▶ _DIRECTIONS_:
How many of the lines below hold the word "thành"? Answer only with the number.

▶ _RECORDED DATA_:
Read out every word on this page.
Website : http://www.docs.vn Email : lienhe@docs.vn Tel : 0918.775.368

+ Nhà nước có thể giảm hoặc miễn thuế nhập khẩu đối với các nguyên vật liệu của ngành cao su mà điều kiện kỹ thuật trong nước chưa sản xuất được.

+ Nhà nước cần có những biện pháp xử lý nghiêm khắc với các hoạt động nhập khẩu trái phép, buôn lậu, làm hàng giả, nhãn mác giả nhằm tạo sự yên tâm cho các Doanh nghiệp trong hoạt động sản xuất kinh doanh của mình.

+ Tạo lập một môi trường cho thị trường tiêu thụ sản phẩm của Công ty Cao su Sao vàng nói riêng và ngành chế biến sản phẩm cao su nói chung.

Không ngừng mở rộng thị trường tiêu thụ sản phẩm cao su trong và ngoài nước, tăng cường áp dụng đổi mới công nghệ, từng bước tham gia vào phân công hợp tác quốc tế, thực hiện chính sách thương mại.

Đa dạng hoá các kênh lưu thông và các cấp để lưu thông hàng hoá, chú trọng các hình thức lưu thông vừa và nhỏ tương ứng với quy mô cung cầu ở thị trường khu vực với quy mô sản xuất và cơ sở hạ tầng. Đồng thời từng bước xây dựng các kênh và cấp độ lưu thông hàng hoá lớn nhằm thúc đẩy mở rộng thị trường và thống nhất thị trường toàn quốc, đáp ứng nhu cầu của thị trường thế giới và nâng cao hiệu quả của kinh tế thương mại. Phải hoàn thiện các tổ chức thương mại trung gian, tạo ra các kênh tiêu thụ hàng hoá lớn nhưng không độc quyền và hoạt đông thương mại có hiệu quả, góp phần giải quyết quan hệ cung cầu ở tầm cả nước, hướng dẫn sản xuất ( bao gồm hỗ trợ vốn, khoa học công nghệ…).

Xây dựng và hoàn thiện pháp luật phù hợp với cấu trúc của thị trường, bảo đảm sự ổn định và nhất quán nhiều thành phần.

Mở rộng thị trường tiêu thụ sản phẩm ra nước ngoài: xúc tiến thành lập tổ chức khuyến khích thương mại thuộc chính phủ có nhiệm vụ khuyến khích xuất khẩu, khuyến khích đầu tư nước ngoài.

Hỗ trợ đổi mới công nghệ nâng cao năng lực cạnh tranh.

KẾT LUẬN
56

▶ _EXERCISE SOLUTION_:
2